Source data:
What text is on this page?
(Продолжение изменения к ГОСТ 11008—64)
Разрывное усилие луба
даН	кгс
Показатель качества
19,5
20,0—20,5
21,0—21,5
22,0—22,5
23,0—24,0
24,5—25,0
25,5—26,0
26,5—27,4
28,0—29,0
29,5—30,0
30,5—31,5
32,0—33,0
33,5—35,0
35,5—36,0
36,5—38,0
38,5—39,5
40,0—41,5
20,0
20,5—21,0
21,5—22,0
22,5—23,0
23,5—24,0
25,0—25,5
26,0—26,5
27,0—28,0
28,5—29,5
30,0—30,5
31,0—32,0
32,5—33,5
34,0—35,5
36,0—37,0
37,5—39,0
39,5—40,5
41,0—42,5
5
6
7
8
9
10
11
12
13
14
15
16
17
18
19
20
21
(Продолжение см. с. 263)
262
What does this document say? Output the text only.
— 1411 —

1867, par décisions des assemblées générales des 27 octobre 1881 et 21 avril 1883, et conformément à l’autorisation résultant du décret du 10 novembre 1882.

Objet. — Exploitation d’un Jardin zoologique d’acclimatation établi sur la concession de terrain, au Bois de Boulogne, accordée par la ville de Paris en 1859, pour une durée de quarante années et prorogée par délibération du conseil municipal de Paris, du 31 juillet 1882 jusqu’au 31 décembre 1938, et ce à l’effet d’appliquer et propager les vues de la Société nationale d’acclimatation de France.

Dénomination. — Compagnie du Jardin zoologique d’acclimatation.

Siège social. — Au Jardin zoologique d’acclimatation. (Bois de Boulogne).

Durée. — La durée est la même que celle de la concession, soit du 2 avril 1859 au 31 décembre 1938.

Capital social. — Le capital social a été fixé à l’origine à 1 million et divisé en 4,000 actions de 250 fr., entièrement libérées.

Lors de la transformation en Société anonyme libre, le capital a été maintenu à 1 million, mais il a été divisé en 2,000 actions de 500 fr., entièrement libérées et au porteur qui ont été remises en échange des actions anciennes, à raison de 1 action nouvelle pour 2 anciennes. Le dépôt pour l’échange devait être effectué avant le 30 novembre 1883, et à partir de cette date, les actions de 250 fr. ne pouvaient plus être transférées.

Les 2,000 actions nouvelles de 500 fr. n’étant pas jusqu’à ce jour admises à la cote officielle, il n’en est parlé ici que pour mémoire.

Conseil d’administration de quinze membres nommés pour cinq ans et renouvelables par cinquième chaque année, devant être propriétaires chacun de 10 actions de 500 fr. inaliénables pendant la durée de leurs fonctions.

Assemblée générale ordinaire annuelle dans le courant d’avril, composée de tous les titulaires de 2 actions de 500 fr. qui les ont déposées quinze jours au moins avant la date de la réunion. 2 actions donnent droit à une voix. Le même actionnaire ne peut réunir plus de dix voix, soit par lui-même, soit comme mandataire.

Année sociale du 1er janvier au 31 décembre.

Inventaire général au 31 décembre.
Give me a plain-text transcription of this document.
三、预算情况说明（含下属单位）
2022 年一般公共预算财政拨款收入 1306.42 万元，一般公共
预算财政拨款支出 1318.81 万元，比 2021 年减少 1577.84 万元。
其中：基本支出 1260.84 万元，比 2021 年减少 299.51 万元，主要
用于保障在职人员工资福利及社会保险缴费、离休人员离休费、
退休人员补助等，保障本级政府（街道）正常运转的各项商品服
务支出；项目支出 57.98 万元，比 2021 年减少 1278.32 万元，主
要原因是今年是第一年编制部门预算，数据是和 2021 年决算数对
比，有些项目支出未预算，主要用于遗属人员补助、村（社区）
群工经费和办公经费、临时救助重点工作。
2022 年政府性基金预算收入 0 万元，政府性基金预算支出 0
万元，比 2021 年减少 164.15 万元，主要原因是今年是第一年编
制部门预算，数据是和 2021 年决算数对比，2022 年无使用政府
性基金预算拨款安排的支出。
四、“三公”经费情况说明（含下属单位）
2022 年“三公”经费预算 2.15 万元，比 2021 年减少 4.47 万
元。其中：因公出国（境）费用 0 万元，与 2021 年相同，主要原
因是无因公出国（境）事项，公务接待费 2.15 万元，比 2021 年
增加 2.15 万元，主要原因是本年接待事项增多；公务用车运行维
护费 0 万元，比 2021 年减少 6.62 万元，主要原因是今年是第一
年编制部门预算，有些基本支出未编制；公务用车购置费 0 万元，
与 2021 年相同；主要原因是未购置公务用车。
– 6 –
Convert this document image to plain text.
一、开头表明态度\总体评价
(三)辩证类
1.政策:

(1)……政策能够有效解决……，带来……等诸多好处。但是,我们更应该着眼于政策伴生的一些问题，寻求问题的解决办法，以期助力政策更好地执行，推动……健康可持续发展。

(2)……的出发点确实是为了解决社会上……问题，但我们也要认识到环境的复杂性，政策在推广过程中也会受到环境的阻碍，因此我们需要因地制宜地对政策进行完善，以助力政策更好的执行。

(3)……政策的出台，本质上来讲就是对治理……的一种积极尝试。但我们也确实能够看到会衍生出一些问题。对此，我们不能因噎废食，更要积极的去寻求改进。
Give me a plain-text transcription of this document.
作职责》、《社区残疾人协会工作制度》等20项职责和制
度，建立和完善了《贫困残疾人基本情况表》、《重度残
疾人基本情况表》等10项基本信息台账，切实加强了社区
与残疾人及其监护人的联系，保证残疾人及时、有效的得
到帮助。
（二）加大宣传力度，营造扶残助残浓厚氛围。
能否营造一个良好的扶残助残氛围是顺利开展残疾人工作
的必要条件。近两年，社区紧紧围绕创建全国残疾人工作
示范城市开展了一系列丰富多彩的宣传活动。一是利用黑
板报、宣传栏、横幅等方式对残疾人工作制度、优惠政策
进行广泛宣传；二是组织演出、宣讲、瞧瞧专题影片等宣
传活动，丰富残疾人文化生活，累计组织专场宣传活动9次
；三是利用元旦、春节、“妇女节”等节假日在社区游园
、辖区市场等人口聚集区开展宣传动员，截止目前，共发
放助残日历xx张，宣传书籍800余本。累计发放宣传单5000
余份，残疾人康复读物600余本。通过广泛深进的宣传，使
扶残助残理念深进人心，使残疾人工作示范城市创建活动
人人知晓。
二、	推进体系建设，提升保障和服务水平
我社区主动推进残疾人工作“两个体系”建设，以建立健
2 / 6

▸ What the exercise asks
Copy exactly the lines of the listing above, beginning at the line with "Convert this document image to plain text." and ending at its final line; write out nothing else.

▸ Task answer
Convert this document image to plain text.
一、开头表明态度\总体评价
(三)辩证类
1.政策:

(1)……政策能够有效解决……，带来……等诸多好处。但是,我们更应该着眼于政策伴生的一些问题，寻求问题的解决办法，以期助力政策更好地执行，推动……健康可持续发展。

(2)……的出发点确实是为了解决社会上……问题，但我们也要认识到环境的复杂性，政策在推广过程中也会受到环境的阻碍，因此我们需要因地制宜地对政策进行完善，以助力政策更好的执行。

(3)……政策的出台，本质上来讲就是对治理……的一种积极尝试。但我们也确实能够看到会衍生出一些问题。对此，我们不能因噎废食，更要积极的去寻求改进。
Give me a plain-text transcription of this document.
作职责》、《社区残疾人协会工作制度》等20项职责和制
度，建立和完善了《贫困残疾人基本情况表》、《重度残
疾人基本情况表》等10项基本信息台账，切实加强了社区
与残疾人及其监护人的联系，保证残疾人及时、有效的得
到帮助。
（二）加大宣传力度，营造扶残助残浓厚氛围。
能否营造一个良好的扶残助残氛围是顺利开展残疾人工作
的必要条件。近两年，社区紧紧围绕创建全国残疾人工作
示范城市开展了一系列丰富多彩的宣传活动。一是利用黑
板报、宣传栏、横幅等方式对残疾人工作制度、优惠政策
进行广泛宣传；二是组织演出、宣讲、瞧瞧专题影片等宣
传活动，丰富残疾人文化生活，累计组织专场宣传活动9次
；三是利用元旦、春节、“妇女节”等节假日在社区游园
、辖区市场等人口聚集区开展宣传动员，截止目前，共发
放助残日历xx张，宣传书籍800余本。累计发放宣传单5000
余份，残疾人康复读物600余本。通过广泛深进的宣传，使
扶残助残理念深进人心，使残疾人工作示范城市创建活动
人人知晓。
二、	推进体系建设，提升保障和服务水平
我社区主动推进残疾人工作“两个体系”建设，以建立健
2 / 6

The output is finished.